Dataset entries
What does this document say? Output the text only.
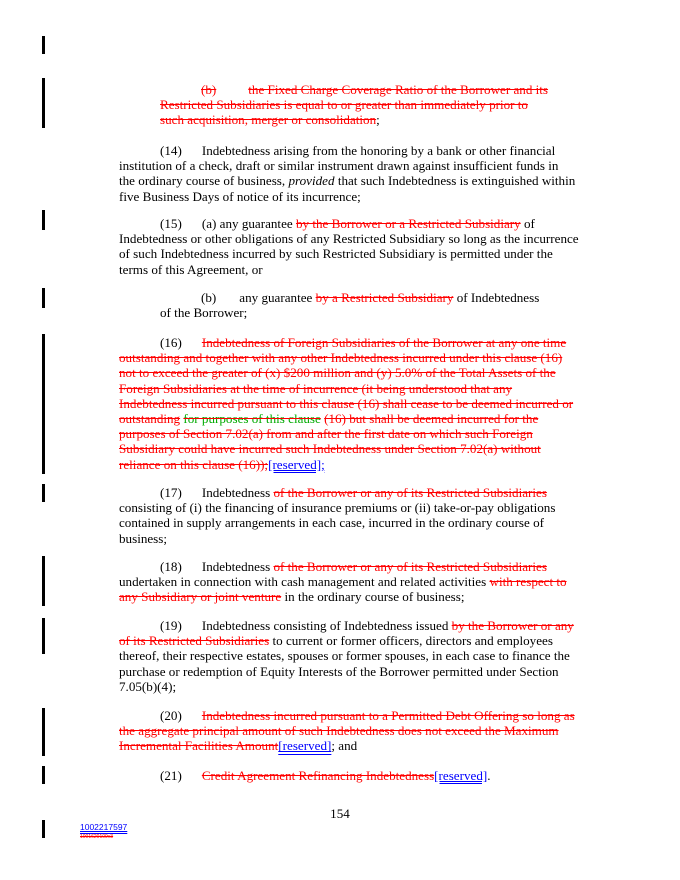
(b) the Fixed Charge Coverage Ratio of the Borrower and its
Restricted Subsidiaries is equal to or greater than immediately prior to
such acquisition, merger or consolidation;
(14) Indebtedness arising from the honoring by a bank or other financial
institution of a check, draft or similar instrument drawn against insufficient funds in
the ordinary course of business, provided that such Indebtedness is extinguished within
five Business Days of notice of its incurrence;
(15) (a) any guarantee by the Borrower or a Restricted Subsidiary of
Indebtedness or other obligations of any Restricted Subsidiary so long as the incurrence
of such Indebtedness incurred by such Restricted Subsidiary is permitted under the
terms of this Agreement, or
(b) any guarantee by a Restricted Subsidiary of Indebtedness
of the Borrower;
(16) Indebtedness of Foreign Subsidiaries of the Borrower at any one time
outstanding and together with any other Indebtedness incurred under this clause (16)
not to exceed the greater of (x) $200 million and (y) 5.0% of the Total Assets of the
Foreign Subsidiaries at the time of incurrence (it being understood that any
Indebtedness incurred pursuant to this clause (16) shall cease to be deemed incurred or
outstanding for purposes of this clause (16) but shall be deemed incurred for the
purposes of Section 7.02(a) from and after the first date on which such Foreign
Subsidiary could have incurred such Indebtedness under Section 7.02(a) without
reliance on this clause (16));[reserved];
(17) Indebtedness of the Borrower or any of its Restricted Subsidiaries
consisting of (i) the financing of insurance premiums or (ii) take-or-pay obligations
contained in supply arrangements in each case, incurred in the ordinary course of
business;
(18) Indebtedness of the Borrower or any of its Restricted Subsidiaries
undertaken in connection with cash management and related activities with respect to
any Subsidiary or joint venture in the ordinary course of business;
(19) Indebtedness consisting of Indebtedness issued by the Borrower or any
of its Restricted Subsidiaries to current or former officers, directors and employees
thereof, their respective estates, spouses or former spouses, in each case to finance the
purchase or redemption of Equity Interests of the Borrower permitted under Section
7.05(b)(4);
(20) Indebtedness incurred pursuant to a Permitted Debt Offering so long as
the aggregate principal amount of such Indebtedness does not exceed the Maximum
Incremental Facilities Amount[reserved]; and
(21) Credit Agreement Refinancing Indebtedness[reserved].
154
1002217597
1001620109v3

■ Task brief
Only the number is wanted: how many lines contain the string "pursuant"?

■ Solution for this exercise
2